The case went to court and Trevor, a detective police sergeant with an exemplary record, was convicted and sentenced to eight years in prison.

But Alison’s faith in her husband of 24 years did not waver. ‘I attended every day of the trial, and when they sent Trevor down I thought, "He has to know I’ll support him,"’ she says.

‘Our two daughters did too. I sent a note via his barrister saying, "Stay strong. We’re here for you." I said I loved him, because I did. Despite our differences, we’d never actually stopped loving each other.’

Alison’s faith has been proved to be justified. Trevor, 49, was released from prison on bail in July last year — after serving 13 months of his sentence — when three Appeal Court judges quashed his conviction. And two weeks ago he was completely exonerated when a crown court jury unanimously cleared him of rape, attempted rape and sexual touching.

But he would never have regained his freedom were it not for his wife’s extraordinary detective work.

For when Trevor was falsely imprisoned, Alison, 48, turned sleuth and traced a vital witness, whose evidence proved crucial in overturning his conviction.

Trevor was, indeed, an exceptional police officer. He had spent three and a half years in covert policing with the National Crime Agency, dealing with terrorists, armed robbers and murderers, and had won six commendations and awards. His heroism included tackling a machete-wielding thug and disarming a gunman on a street.

But his world began to fragment soon after he met his accuser, a 43-year-old mother-of-one, in a Nottingham bar on a night out with friends in July 2011. By then, Alison and he had been apart for three months; she had begun divorce proceedings and they hadn’t spoken to each other.

Trevor and the woman chatted and exchanged phone numbers. ‘We sent each other flirtatious, jocular texts,’ he says.

Phone conversations ensued, and they arranged to meet for a date at a bar in Nottingham on July 23. They each drank three or four glasses of wine and a double vodka — they were tipsy but not drunk he insists — then the woman invited Trevor back to her home.

There, her young daughter and another child, both under four, were asleep in the care of a babysitter.

Trevor recalls: ‘In the taxi we were kissing. Then she said she didn’t want her babysitter — who happened to be one of her employees — to see me, so she told me to wait in the kitchen, out of sight, until the babysitter had gone home.’

When the coast was clear, the woman changed into a short, silk dressing gown. ‘We went into the lounge and had a smooch,’ says Trevor. ‘Then at 1.40-ish she said I’d better go, so I gave her a kiss and walked to the top of the road to try and flag down a cab.’

While waiting fruitlessly, he texted the woman to ask for the number of a local taxi company. She didn’t respond. He texted again, repeatedly, and phoned. Still she failed to respond. ‘I walked back to her house — I’d been gone about 15 minutes by then — and the lights were on.

‘I went to the front door and it was ajar but on a chain. I rang the doorbell and shouted through the gap in the door. There was still no response.’

Trevor’s police-officer instinct then kicked in. ‘I thought, "Nobody goes to bed and leaves the door open, even on the chain." I started to worry something had happened.

‘Even as an off-duty policeman, if you discover problems you must deal with them.

Extracted data:

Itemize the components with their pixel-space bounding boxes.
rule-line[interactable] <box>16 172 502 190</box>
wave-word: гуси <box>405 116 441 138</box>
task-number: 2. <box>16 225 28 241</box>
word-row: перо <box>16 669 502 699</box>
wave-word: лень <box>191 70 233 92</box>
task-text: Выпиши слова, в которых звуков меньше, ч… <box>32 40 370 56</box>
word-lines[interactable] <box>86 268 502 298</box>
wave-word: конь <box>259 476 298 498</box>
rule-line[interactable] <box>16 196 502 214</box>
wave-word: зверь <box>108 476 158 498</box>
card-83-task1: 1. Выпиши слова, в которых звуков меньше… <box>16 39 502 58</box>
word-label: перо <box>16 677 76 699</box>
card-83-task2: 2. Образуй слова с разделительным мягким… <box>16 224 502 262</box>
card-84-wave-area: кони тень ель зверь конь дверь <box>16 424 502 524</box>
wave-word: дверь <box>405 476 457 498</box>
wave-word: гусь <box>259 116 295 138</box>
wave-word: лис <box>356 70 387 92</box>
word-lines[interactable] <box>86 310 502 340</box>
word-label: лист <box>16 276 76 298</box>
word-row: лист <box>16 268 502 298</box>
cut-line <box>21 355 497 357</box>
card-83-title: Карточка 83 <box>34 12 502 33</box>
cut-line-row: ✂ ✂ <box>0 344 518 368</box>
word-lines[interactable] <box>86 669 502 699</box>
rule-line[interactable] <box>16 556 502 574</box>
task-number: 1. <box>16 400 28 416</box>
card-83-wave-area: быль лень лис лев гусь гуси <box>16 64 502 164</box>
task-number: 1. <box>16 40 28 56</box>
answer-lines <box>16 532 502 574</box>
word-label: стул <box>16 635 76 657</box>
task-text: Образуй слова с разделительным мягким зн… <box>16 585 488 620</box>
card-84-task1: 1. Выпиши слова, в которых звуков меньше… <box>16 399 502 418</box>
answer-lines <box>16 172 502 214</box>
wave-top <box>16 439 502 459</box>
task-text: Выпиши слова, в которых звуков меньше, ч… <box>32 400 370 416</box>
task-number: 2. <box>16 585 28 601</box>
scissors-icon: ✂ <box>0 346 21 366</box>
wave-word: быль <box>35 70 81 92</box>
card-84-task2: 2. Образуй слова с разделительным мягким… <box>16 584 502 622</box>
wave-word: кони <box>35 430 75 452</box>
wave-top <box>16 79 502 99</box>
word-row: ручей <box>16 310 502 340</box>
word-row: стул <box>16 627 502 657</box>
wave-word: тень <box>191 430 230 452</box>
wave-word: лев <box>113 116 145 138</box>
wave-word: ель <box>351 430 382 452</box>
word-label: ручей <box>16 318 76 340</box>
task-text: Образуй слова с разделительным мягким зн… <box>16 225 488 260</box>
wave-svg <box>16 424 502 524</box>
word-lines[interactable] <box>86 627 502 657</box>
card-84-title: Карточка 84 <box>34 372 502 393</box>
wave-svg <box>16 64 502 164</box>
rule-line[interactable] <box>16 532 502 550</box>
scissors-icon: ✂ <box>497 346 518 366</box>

Stated problem A: Edit the article's passage between "For when Trevor" and "to each other.", inclusive, so that "Nottingham" is replaced by "Derby".
Stated problem B: Render the records, from their first line through the line holding "40 370 56</box>", inclusive, as a Markdown table with columns Row and Content. Number each line and leave out blank lines.
The article and the records have no connection to each other.

Written solution A:
For when Trevor was falsely imprisoned, Alison, 48, turned sleuth and traced a vital witness, whose evidence proved crucial in overturning his conviction.

Trevor was, indeed, an exceptional police officer. He had spent three and a half years in covert policing with the National Crime Agency, dealing with terrorists, armed robbers and murderers, and had won six commendations and awards. His heroism included tackling a machete-wielding thug and disarming a gunman on a street.

But his world began to fragment soon after he met his accuser, a 43-year-old mother-of-one, in a Derby bar on a night out with friends in July 2011. By then, Alison and he had been apart for three months; she had begun divorce proceedings and they hadn’t spoken to each other.

Written solution B:
| Row | Content |
|---|---|
| 1 | Itemize the components with their pixel-space bounding boxes. |
| 2 | rule-line[interactable] <box>16 172 502 190</box> |
| 3 | wave-word: гуси <box>405 116 441 138</box> |
| 4 | task-number: 2. <box>16 225 28 241</box> |
| 5 | word-row: перо <box>16 669 502 699</box> |
| 6 | wave-word: лень <box>191 70 233 92</box> |
| 7 | task-text: Выпиши слова, в которых звуков меньше, ч… <box>32 40 370 56</box> |